> [Recorded data]

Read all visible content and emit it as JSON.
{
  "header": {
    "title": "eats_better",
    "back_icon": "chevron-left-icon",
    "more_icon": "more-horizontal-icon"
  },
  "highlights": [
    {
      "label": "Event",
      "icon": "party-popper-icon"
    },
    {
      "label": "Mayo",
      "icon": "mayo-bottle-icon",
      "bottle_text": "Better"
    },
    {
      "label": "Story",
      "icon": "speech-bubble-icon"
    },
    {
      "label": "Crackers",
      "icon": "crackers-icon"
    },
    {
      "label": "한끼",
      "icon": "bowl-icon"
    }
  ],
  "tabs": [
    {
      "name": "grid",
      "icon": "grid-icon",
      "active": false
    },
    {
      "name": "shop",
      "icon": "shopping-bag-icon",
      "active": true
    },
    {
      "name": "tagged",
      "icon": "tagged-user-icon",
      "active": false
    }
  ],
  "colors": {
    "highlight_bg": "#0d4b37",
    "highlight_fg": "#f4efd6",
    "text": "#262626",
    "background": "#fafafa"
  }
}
...
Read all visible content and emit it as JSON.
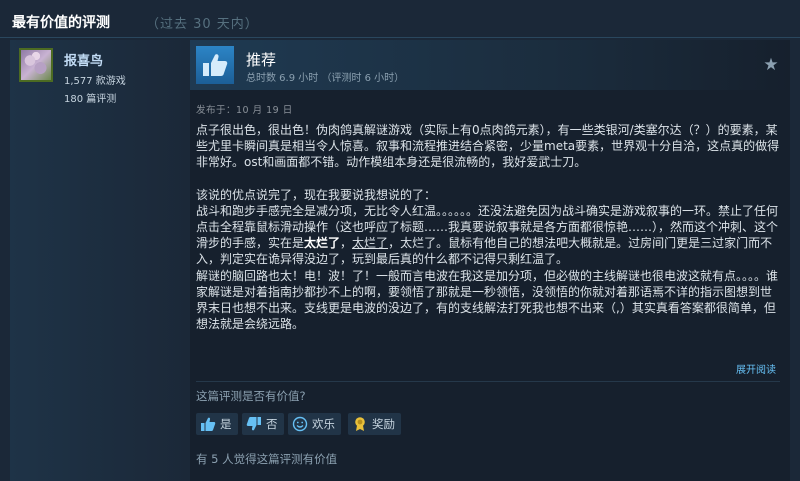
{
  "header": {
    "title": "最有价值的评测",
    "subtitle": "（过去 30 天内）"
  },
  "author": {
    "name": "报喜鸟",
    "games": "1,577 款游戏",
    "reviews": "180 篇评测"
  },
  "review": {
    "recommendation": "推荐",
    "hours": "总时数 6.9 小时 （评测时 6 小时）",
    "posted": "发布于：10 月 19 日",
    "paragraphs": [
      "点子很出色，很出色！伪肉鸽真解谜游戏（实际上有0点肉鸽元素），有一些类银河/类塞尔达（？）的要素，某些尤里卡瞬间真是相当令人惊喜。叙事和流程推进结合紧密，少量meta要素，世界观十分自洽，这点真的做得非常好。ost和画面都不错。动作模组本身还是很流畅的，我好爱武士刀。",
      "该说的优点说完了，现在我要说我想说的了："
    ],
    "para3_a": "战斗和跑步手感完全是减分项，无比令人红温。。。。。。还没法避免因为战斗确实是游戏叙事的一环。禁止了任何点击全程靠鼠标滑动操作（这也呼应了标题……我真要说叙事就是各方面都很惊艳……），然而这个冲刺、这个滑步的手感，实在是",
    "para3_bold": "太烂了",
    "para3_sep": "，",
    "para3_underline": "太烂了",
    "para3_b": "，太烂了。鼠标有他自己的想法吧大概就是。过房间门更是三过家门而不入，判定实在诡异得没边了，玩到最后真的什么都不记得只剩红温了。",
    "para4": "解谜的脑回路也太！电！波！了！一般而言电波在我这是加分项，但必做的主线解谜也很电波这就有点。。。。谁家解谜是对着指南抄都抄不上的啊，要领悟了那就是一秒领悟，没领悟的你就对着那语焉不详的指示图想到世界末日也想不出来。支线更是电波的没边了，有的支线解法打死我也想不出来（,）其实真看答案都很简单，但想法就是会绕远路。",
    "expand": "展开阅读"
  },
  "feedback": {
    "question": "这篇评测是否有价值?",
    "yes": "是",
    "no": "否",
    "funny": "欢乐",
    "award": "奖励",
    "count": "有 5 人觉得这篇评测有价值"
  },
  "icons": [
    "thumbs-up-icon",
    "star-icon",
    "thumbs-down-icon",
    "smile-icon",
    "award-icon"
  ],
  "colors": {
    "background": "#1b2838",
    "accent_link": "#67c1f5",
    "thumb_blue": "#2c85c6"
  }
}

> [Exercise] Reply with the number of lines in the preceding entries that contain "name", and no other words.

> [Worked solution] 4